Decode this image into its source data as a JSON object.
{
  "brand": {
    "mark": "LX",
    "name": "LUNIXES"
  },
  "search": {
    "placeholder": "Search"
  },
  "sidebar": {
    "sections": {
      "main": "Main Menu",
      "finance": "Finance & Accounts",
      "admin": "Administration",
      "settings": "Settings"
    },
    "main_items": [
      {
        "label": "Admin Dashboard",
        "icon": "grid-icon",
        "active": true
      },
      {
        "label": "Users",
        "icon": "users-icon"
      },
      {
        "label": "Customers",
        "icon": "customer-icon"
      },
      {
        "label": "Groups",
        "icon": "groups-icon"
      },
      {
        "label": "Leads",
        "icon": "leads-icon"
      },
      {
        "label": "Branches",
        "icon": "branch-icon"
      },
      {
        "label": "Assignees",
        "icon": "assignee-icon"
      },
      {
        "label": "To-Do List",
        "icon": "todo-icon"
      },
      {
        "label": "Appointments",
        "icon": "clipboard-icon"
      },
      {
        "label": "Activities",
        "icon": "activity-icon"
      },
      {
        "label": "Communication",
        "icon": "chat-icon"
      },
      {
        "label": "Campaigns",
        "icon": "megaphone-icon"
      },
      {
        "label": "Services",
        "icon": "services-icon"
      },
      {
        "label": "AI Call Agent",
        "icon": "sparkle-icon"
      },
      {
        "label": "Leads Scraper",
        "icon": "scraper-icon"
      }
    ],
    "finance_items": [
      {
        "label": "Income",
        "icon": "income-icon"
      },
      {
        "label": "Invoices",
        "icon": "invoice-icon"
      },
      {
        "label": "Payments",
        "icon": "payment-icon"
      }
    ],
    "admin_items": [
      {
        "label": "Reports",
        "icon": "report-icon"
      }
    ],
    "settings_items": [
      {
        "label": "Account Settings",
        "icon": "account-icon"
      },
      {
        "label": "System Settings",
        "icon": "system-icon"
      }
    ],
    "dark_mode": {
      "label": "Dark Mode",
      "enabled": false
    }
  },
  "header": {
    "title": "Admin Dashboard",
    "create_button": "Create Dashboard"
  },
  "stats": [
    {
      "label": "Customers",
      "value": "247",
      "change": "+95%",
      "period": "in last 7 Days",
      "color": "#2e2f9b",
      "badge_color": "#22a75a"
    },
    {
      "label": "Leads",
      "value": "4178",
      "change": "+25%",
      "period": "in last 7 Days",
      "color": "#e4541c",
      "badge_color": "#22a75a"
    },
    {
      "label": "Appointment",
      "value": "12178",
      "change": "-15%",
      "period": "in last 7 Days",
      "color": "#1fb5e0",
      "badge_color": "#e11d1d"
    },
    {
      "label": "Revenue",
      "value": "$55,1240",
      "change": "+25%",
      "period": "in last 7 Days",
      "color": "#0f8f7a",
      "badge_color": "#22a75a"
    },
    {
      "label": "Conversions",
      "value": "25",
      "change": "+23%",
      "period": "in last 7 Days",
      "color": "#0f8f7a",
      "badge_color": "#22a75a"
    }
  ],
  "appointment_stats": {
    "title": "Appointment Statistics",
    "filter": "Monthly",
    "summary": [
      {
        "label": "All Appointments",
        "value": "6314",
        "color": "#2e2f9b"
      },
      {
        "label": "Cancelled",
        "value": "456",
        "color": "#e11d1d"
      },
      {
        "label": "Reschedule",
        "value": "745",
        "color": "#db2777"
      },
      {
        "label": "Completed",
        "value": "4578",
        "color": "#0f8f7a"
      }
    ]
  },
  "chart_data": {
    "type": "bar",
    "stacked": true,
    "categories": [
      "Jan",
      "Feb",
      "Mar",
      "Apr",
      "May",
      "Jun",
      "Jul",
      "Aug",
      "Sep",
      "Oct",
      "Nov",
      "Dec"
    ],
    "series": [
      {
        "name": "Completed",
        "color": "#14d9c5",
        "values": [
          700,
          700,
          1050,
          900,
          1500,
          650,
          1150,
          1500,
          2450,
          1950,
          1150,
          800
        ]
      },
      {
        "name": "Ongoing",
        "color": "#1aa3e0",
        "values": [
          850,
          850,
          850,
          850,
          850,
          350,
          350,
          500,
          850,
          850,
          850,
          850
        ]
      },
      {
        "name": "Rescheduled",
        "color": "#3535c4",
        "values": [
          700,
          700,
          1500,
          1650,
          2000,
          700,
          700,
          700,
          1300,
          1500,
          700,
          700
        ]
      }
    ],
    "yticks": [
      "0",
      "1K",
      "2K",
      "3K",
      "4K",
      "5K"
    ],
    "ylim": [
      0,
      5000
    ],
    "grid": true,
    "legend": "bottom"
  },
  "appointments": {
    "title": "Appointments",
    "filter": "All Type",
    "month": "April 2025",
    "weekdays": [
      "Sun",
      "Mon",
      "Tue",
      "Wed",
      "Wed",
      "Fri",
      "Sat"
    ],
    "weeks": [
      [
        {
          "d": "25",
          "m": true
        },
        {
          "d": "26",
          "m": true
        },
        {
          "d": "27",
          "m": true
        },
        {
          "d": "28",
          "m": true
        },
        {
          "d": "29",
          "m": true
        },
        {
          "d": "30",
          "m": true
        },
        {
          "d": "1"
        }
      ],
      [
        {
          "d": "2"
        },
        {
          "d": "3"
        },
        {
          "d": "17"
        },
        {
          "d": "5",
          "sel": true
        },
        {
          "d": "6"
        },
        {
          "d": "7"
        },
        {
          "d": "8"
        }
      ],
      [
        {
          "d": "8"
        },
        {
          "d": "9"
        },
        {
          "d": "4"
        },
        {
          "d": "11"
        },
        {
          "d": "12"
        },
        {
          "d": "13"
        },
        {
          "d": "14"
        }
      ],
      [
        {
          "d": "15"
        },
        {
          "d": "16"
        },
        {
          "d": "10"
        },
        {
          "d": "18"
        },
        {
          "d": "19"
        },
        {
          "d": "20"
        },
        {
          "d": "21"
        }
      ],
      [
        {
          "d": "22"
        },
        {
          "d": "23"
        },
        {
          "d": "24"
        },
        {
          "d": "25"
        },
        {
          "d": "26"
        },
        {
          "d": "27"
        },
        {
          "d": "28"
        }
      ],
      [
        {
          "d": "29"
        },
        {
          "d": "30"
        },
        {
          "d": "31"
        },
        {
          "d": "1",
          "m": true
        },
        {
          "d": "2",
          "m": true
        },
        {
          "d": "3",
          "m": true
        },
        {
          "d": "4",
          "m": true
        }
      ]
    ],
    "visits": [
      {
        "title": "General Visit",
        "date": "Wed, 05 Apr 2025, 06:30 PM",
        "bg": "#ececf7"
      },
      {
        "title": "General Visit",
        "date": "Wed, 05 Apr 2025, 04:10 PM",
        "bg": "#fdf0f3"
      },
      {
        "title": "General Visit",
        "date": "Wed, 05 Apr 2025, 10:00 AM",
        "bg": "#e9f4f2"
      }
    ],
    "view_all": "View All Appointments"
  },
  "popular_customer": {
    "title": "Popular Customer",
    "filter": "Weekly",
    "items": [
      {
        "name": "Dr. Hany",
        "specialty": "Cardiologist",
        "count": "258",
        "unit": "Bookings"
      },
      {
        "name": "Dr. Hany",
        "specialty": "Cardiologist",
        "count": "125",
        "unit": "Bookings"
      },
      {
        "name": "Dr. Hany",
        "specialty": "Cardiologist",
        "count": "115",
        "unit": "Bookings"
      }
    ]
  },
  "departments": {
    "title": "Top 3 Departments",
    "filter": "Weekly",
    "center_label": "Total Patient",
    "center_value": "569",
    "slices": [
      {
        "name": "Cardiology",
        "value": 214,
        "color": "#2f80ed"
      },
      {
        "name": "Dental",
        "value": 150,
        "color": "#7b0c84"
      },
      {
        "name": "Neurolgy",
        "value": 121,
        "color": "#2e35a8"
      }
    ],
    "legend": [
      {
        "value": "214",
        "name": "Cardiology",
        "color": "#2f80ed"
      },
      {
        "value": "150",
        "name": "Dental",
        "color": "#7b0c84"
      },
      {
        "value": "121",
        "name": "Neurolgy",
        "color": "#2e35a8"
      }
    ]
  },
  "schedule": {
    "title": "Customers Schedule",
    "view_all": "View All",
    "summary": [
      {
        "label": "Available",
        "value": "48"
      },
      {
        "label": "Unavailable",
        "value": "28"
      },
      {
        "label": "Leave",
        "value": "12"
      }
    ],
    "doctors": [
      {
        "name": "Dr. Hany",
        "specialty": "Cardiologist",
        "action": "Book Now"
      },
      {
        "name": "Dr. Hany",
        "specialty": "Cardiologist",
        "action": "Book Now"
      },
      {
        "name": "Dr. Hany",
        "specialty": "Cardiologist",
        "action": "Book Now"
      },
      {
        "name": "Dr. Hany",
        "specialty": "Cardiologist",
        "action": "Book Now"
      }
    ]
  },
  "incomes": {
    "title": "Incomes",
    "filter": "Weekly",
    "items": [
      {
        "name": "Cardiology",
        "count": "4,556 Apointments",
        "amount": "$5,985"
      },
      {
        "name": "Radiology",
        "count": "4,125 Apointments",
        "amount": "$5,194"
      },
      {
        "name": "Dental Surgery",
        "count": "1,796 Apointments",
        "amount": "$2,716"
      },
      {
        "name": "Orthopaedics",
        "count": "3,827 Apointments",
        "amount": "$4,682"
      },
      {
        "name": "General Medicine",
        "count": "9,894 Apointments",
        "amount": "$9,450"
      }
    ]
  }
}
────────────────
Set problem:
Select, from the listing, all lines that include the word "Dashboard".

Result:
        "label": "Admin Dashboard",
    "title": "Admin Dashboard",
    "create_button": "Create Dashboard"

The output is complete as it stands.